* begin *

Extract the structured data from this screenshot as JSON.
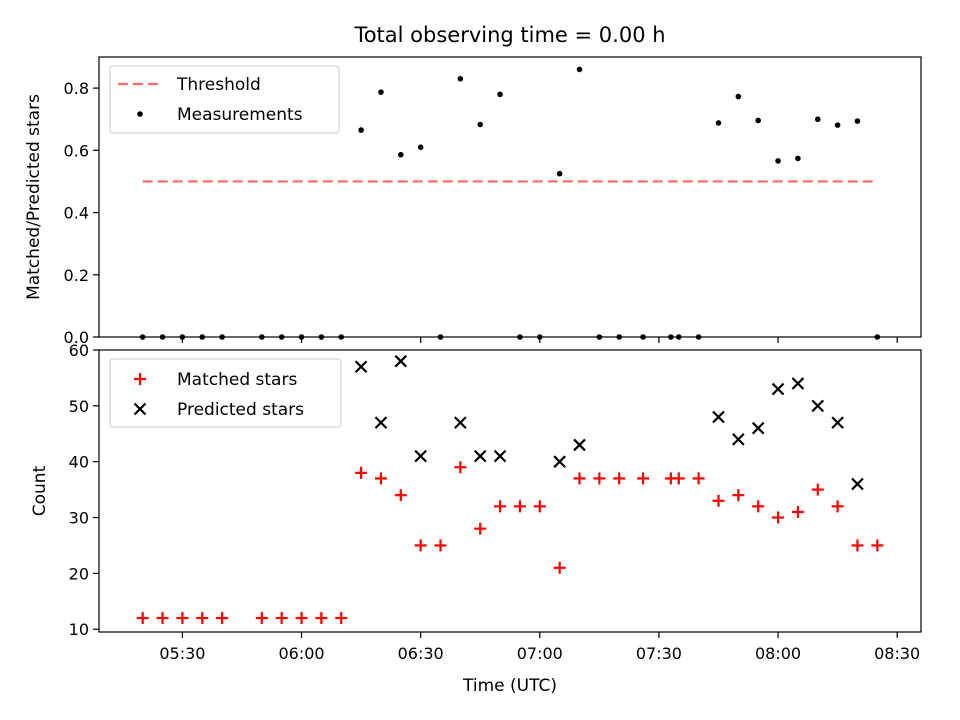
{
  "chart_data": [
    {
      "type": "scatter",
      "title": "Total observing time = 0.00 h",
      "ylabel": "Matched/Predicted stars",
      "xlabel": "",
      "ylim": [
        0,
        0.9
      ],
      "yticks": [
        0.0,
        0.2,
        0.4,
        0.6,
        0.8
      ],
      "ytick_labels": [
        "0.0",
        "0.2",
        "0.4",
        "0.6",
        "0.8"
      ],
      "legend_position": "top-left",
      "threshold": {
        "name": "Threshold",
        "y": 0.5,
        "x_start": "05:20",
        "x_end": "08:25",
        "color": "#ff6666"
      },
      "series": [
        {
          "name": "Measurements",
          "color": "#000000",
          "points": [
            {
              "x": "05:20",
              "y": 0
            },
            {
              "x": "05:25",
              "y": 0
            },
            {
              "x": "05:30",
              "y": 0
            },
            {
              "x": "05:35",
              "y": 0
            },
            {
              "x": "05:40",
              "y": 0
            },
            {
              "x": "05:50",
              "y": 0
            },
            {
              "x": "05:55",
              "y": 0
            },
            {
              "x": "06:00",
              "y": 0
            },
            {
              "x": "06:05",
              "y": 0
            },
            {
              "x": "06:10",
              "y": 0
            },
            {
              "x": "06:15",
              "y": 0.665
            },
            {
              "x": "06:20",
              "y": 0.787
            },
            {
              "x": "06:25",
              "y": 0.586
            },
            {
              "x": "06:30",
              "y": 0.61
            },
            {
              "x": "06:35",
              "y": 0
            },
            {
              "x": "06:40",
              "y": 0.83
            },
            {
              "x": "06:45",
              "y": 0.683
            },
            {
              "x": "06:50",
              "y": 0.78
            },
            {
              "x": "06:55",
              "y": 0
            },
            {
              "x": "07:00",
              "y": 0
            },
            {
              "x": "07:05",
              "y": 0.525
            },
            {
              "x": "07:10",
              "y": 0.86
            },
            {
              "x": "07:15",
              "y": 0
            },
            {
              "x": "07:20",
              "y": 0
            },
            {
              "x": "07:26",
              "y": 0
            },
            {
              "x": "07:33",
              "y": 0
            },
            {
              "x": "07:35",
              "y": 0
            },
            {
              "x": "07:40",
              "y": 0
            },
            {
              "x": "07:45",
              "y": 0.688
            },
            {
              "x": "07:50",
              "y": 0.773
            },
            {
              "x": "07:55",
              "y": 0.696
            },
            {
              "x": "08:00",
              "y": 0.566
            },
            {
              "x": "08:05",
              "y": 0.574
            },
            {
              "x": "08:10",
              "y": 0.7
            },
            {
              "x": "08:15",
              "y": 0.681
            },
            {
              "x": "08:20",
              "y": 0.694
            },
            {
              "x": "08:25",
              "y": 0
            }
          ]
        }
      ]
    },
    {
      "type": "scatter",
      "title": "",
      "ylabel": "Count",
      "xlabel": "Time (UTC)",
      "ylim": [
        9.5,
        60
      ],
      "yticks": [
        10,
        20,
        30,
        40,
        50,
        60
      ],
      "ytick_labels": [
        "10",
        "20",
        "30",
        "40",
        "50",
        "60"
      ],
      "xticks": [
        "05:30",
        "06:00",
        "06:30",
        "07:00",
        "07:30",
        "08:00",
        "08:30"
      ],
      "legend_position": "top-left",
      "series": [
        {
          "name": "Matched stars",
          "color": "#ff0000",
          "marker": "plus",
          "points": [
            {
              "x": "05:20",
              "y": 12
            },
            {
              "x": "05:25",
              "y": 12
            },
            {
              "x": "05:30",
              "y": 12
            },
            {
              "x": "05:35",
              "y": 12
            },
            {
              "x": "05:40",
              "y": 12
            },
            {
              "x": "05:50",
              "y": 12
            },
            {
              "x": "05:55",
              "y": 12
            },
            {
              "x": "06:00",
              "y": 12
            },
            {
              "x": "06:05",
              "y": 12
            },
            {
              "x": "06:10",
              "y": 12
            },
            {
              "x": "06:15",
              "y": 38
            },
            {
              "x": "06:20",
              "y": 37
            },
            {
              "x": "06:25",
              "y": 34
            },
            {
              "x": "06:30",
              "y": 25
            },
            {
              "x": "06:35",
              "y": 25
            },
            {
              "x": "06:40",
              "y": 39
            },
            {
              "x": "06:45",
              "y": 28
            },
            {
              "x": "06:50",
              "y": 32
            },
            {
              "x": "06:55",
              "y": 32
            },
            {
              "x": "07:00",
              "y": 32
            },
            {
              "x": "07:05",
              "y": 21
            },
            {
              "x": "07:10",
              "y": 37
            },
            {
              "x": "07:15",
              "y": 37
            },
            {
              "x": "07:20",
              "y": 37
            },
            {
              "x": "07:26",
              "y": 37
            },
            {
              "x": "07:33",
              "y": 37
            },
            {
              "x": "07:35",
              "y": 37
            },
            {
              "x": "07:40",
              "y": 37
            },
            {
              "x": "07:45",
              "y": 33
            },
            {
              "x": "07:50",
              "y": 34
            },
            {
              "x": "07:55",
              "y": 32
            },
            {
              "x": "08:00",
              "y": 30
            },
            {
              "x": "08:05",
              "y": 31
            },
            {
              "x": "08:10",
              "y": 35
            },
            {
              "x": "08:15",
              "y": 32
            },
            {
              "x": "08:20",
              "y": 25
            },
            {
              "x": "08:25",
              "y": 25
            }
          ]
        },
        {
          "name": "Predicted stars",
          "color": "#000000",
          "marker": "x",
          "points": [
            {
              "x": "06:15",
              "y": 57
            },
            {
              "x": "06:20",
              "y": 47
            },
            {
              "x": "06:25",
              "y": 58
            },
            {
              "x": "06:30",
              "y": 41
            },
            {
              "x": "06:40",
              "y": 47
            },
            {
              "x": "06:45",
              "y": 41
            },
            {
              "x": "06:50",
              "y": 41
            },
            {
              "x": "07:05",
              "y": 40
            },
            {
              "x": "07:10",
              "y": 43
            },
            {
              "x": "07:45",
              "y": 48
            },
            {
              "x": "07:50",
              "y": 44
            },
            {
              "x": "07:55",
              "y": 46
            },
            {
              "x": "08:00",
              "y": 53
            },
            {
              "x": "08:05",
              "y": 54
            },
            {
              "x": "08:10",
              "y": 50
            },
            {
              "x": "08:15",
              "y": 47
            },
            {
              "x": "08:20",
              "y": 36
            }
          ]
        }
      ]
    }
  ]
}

* end *

-- Requirements --
Report the number of lines of the listing above that hold the string "Predicted", with no other text.

-- Task response --
2